Dataset entries:
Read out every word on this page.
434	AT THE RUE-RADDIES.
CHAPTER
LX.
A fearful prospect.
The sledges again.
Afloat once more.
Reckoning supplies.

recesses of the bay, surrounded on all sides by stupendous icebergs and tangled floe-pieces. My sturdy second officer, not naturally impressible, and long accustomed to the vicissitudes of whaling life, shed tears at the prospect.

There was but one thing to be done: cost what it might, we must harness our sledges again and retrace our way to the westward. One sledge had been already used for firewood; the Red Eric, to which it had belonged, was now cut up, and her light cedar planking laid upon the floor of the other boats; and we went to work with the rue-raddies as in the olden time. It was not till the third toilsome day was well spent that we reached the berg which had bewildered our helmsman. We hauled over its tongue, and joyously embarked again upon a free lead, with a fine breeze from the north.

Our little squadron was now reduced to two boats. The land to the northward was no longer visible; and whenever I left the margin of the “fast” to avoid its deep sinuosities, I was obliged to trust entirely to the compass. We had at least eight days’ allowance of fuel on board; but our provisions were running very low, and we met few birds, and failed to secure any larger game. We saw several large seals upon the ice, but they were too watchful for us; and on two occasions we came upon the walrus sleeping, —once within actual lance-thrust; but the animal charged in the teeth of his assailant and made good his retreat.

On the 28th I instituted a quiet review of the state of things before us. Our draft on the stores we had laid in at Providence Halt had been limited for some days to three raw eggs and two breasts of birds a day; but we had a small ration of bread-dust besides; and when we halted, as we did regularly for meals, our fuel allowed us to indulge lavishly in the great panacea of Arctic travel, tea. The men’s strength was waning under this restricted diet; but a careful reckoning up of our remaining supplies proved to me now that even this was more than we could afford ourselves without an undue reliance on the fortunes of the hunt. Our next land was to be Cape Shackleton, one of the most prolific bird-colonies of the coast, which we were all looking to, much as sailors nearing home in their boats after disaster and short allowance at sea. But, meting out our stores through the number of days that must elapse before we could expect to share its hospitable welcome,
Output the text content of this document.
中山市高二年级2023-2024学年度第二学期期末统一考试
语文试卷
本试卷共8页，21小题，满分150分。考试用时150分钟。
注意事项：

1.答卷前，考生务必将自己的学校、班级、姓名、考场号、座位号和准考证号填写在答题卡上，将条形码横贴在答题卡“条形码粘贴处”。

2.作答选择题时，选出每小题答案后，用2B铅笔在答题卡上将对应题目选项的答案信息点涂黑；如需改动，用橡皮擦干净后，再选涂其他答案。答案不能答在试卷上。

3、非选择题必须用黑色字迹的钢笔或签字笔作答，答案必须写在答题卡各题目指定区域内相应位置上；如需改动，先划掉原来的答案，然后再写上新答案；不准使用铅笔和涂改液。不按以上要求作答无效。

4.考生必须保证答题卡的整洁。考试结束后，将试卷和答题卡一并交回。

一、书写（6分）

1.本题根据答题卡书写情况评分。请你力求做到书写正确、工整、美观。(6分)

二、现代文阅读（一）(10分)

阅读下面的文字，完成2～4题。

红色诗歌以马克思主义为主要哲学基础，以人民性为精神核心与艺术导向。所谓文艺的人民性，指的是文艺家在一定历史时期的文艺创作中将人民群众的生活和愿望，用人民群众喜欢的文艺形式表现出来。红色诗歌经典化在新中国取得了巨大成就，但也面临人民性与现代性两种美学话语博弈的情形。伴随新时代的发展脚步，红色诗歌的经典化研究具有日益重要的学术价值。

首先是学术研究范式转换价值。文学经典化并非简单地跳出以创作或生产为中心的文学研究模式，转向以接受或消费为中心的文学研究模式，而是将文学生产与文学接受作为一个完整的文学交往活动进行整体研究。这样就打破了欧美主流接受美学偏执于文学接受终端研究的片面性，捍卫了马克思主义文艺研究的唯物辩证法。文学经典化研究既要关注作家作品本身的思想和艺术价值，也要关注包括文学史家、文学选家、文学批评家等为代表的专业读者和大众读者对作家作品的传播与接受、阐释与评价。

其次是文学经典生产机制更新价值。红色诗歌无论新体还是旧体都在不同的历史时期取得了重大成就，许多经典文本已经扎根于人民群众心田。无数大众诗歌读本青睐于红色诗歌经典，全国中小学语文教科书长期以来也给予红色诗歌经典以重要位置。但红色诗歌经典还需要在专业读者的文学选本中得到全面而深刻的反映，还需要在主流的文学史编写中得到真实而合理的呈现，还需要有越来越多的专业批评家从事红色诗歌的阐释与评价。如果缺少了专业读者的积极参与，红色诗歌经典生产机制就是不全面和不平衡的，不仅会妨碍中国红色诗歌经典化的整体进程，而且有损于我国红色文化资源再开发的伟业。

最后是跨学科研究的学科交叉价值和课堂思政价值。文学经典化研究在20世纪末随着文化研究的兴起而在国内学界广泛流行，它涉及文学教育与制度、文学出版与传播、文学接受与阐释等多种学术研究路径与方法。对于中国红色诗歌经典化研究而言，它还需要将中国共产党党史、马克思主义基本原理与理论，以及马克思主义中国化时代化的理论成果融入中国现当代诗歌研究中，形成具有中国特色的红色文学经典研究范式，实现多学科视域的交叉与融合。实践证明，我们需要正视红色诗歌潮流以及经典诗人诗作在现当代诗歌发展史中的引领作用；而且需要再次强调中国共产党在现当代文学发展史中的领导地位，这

— AIM —
Repeat each record in full; every line must match exactly.

— OUTPUT OF THE TASK —
Read out every word on this page.
434	AT THE RUE-RADDIES.
CHAPTER
LX.
A fearful prospect.
The sledges again.
Afloat once more.
Reckoning supplies.

recesses of the bay, surrounded on all sides by stupendous icebergs and tangled floe-pieces. My sturdy second officer, not naturally impressible, and long accustomed to the vicissitudes of whaling life, shed tears at the prospect.

There was but one thing to be done: cost what it might, we must harness our sledges again and retrace our way to the westward. One sledge had been already used for firewood; the Red Eric, to which it had belonged, was now cut up, and her light cedar planking laid upon the floor of the other boats; and we went to work with the rue-raddies as in the olden time. It was not till the third toilsome day was well spent that we reached the berg which had bewildered our helmsman. We hauled over its tongue, and joyously embarked again upon a free lead, with a fine breeze from the north.

Our little squadron was now reduced to two boats. The land to the northward was no longer visible; and whenever I left the margin of the “fast” to avoid its deep sinuosities, I was obliged to trust entirely to the compass. We had at least eight days’ allowance of fuel on board; but our provisions were running very low, and we met few birds, and failed to secure any larger game. We saw several large seals upon the ice, but they were too watchful for us; and on two occasions we came upon the walrus sleeping, —once within actual lance-thrust; but the animal charged in the teeth of his assailant and made good his retreat.

On the 28th I instituted a quiet review of the state of things before us. Our draft on the stores we had laid in at Providence Halt had been limited for some days to three raw eggs and two breasts of birds a day; but we had a small ration of bread-dust besides; and when we halted, as we did regularly for meals, our fuel allowed us to indulge lavishly in the great panacea of Arctic travel, tea. The men’s strength was waning under this restricted diet; but a careful reckoning up of our remaining supplies proved to me now that even this was more than we could afford ourselves without an undue reliance on the fortunes of the hunt. Our next land was to be Cape Shackleton, one of the most prolific bird-colonies of the coast, which we were all looking to, much as sailors nearing home in their boats after disaster and short allowance at sea. But, meting out our stores through the number of days that must elapse before we could expect to share its hospitable welcome,
Output the text content of this document.
中山市高二年级2023-2024学年度第二学期期末统一考试
语文试卷
本试卷共8页，21小题，满分150分。考试用时150分钟。
注意事项：

1.答卷前，考生务必将自己的学校、班级、姓名、考场号、座位号和准考证号填写在答题卡上，将条形码横贴在答题卡“条形码粘贴处”。

2.作答选择题时，选出每小题答案后，用2B铅笔在答题卡上将对应题目选项的答案信息点涂黑；如需改动，用橡皮擦干净后，再选涂其他答案。答案不能答在试卷上。

3、非选择题必须用黑色字迹的钢笔或签字笔作答，答案必须写在答题卡各题目指定区域内相应位置上；如需改动，先划掉原来的答案，然后再写上新答案；不准使用铅笔和涂改液。不按以上要求作答无效。

4.考生必须保证答题卡的整洁。考试结束后，将试卷和答题卡一并交回。

一、书写（6分）

1.本题根据答题卡书写情况评分。请你力求做到书写正确、工整、美观。(6分)

二、现代文阅读（一）(10分)

阅读下面的文字，完成2～4题。

红色诗歌以马克思主义为主要哲学基础，以人民性为精神核心与艺术导向。所谓文艺的人民性，指的是文艺家在一定历史时期的文艺创作中将人民群众的生活和愿望，用人民群众喜欢的文艺形式表现出来。红色诗歌经典化在新中国取得了巨大成就，但也面临人民性与现代性两种美学话语博弈的情形。伴随新时代的发展脚步，红色诗歌的经典化研究具有日益重要的学术价值。

首先是学术研究范式转换价值。文学经典化并非简单地跳出以创作或生产为中心的文学研究模式，转向以接受或消费为中心的文学研究模式，而是将文学生产与文学接受作为一个完整的文学交往活动进行整体研究。这样就打破了欧美主流接受美学偏执于文学接受终端研究的片面性，捍卫了马克思主义文艺研究的唯物辩证法。文学经典化研究既要关注作家作品本身的思想和艺术价值，也要关注包括文学史家、文学选家、文学批评家等为代表的专业读者和大众读者对作家作品的传播与接受、阐释与评价。

其次是文学经典生产机制更新价值。红色诗歌无论新体还是旧体都在不同的历史时期取得了重大成就，许多经典文本已经扎根于人民群众心田。无数大众诗歌读本青睐于红色诗歌经典，全国中小学语文教科书长期以来也给予红色诗歌经典以重要位置。但红色诗歌经典还需要在专业读者的文学选本中得到全面而深刻的反映，还需要在主流的文学史编写中得到真实而合理的呈现，还需要有越来越多的专业批评家从事红色诗歌的阐释与评价。如果缺少了专业读者的积极参与，红色诗歌经典生产机制就是不全面和不平衡的，不仅会妨碍中国红色诗歌经典化的整体进程，而且有损于我国红色文化资源再开发的伟业。

最后是跨学科研究的学科交叉价值和课堂思政价值。文学经典化研究在20世纪末随着文化研究的兴起而在国内学界广泛流行，它涉及文学教育与制度、文学出版与传播、文学接受与阐释等多种学术研究路径与方法。对于中国红色诗歌经典化研究而言，它还需要将中国共产党党史、马克思主义基本原理与理论，以及马克思主义中国化时代化的理论成果融入中国现当代诗歌研究中，形成具有中国特色的红色文学经典研究范式，实现多学科视域的交叉与融合。实践证明，我们需要正视红色诗歌潮流以及经典诗人诗作在现当代诗歌发展史中的引领作用；而且需要再次强调中国共产党在现当代文学发展史中的领导地位，这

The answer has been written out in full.